[Task to carry out]: Reproduce every line of the listing as written, apart from the pictures.

[Data items]:
start
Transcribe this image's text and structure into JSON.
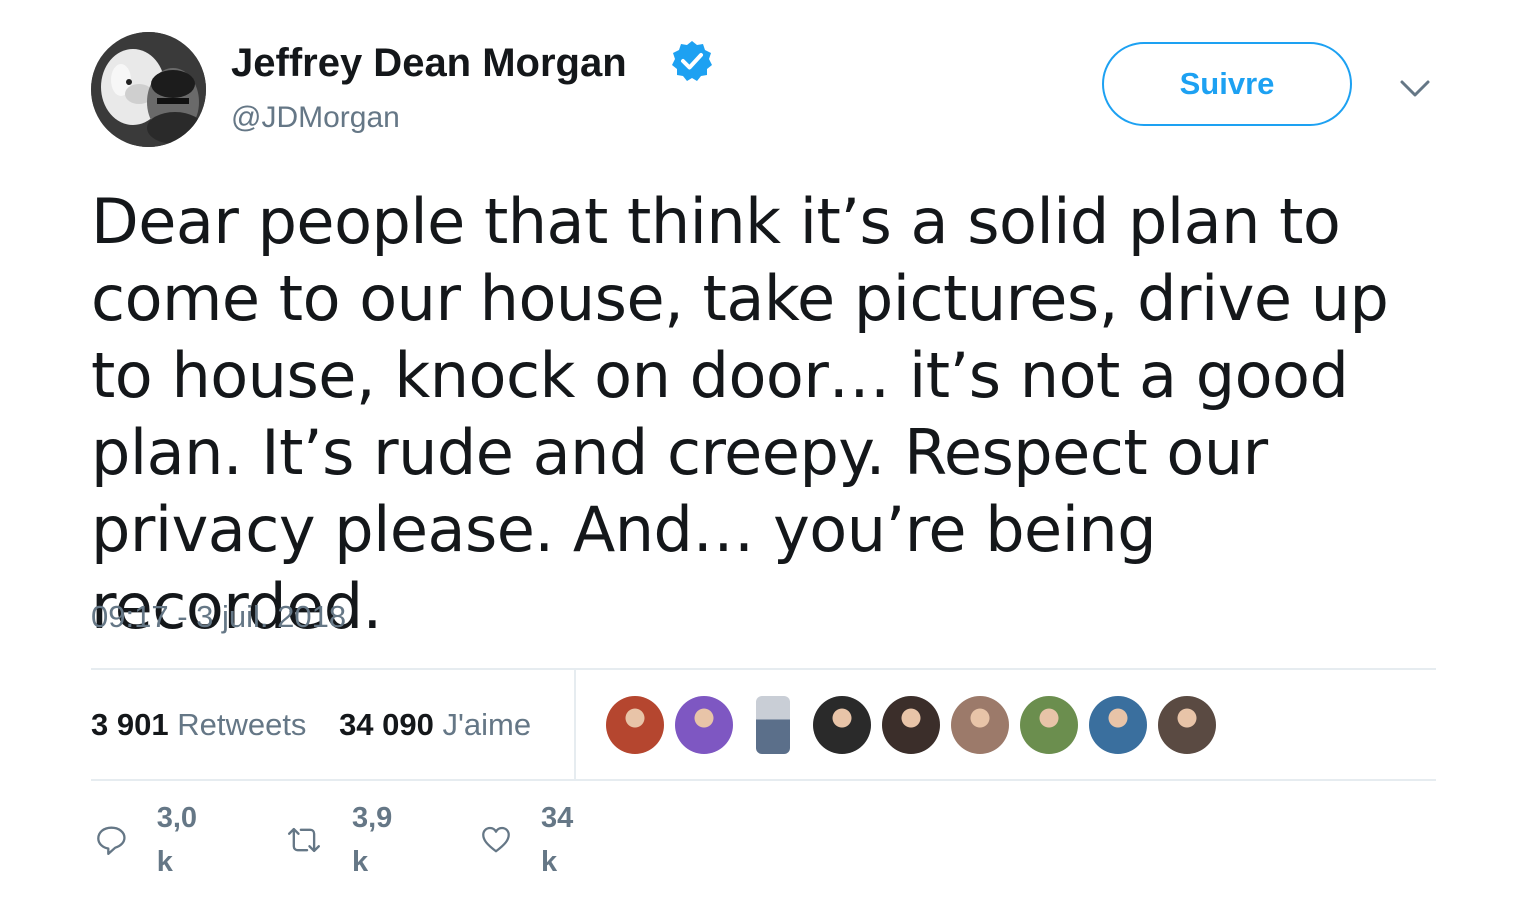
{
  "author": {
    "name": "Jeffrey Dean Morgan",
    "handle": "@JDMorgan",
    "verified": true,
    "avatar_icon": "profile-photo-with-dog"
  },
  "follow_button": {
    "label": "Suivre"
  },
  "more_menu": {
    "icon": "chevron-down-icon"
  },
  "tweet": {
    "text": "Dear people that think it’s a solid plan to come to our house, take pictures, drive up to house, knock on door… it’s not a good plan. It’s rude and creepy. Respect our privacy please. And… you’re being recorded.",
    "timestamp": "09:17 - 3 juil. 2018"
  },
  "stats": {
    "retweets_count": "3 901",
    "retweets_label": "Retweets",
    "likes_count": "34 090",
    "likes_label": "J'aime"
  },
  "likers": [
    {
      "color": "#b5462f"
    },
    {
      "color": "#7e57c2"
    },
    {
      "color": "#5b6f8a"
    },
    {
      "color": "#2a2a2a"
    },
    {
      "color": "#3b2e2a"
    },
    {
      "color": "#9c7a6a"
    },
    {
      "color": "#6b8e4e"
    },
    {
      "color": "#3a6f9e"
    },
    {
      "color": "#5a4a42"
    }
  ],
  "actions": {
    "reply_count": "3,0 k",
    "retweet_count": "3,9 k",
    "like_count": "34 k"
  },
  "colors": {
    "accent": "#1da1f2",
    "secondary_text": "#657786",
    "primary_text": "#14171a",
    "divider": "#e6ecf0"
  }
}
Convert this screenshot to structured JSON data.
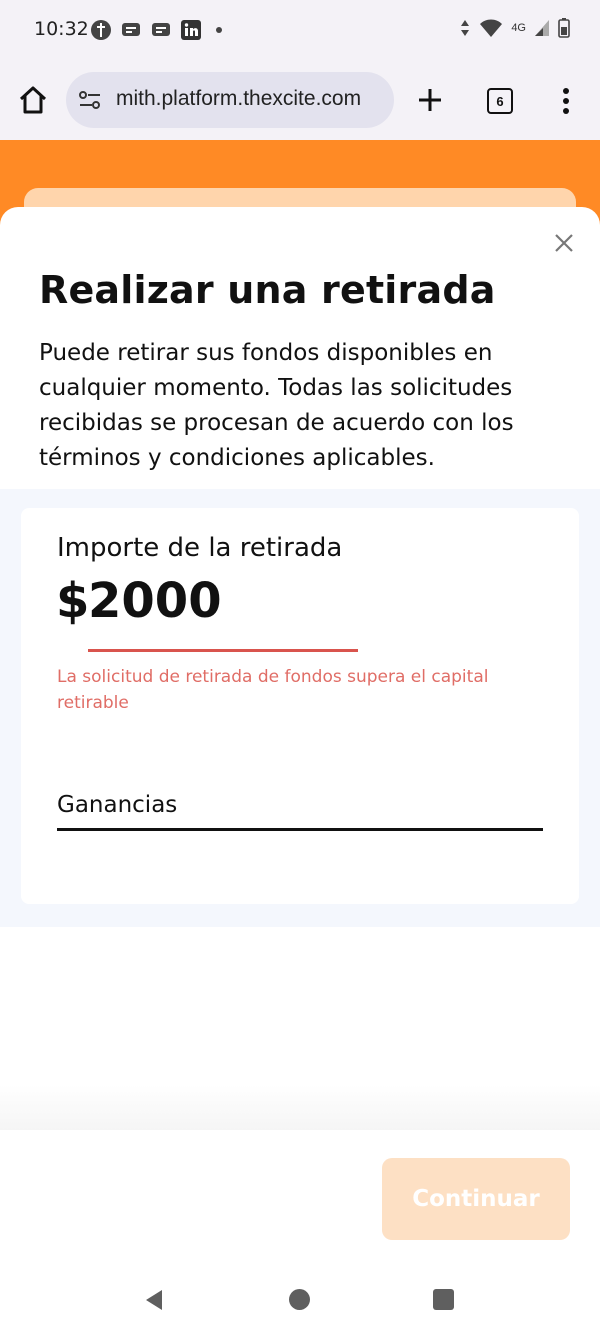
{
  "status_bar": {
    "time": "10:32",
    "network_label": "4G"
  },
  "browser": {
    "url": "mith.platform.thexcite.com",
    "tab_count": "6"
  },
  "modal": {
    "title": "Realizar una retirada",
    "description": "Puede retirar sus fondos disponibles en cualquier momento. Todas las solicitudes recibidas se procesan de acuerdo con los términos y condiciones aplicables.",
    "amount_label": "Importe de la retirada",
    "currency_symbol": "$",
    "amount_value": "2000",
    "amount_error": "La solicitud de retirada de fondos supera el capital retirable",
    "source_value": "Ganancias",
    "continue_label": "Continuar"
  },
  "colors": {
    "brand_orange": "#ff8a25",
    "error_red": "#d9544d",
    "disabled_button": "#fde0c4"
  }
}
end
[The reply]:
Transcribe this image's text and structure into JSON.
{
  "author": {
    "name": "Jeffrey Dean Morgan",
    "handle": "@JDMorgan",
    "verified": true,
    "avatar_icon": "profile-photo-with-dog"
  },
  "follow_button": {
    "label": "Suivre"
  },
  "more_menu": {
    "icon": "chevron-down-icon"
  },
  "tweet": {
    "text": "Dear people that think it’s a solid plan to come to our house, take pictures, drive up to house, knock on door… it’s not a good plan. It’s rude and creepy. Respect our privacy please. And… you’re being recorded.",
    "timestamp": "09:17 - 3 juil. 2018"
  },
  "stats": {
    "retweets_count": "3 901",
    "retweets_label": "Retweets",
    "likes_count": "34 090",
    "likes_label": "J'aime"
  },
  "likers": [
    {
      "color": "#b5462f"
    },
    {
      "color": "#7e57c2"
    },
    {
      "color": "#5b6f8a"
    },
    {
      "color": "#2a2a2a"
    },
    {
      "color": "#3b2e2a"
    },
    {
      "color": "#9c7a6a"
    },
    {
      "color": "#6b8e4e"
    },
    {
      "color": "#3a6f9e"
    },
    {
      "color": "#5a4a42"
    }
  ],
  "actions": {
    "reply_count": "3,0 k",
    "retweet_count": "3,9 k",
    "like_count": "34 k"
  },
  "colors": {
    "accent": "#1da1f2",
    "secondary_text": "#657786",
    "primary_text": "#14171a",
    "divider": "#e6ecf0"
  }
}
Convert this screenshot to structured JSON data.
{
  "status_bar": {
    "time": "10:32",
    "network_label": "4G"
  },
  "browser": {
    "url": "mith.platform.thexcite.com",
    "tab_count": "6"
  },
  "modal": {
    "title": "Realizar una retirada",
    "description": "Puede retirar sus fondos disponibles en cualquier momento. Todas las solicitudes recibidas se procesan de acuerdo con los términos y condiciones aplicables.",
    "amount_label": "Importe de la retirada",
    "currency_symbol": "$",
    "amount_value": "2000",
    "amount_error": "La solicitud de retirada de fondos supera el capital retirable",
    "source_value": "Ganancias",
    "continue_label": "Continuar"
  },
  "colors": {
    "brand_orange": "#ff8a25",
    "error_red": "#d9544d",
    "disabled_button": "#fde0c4"
  }
}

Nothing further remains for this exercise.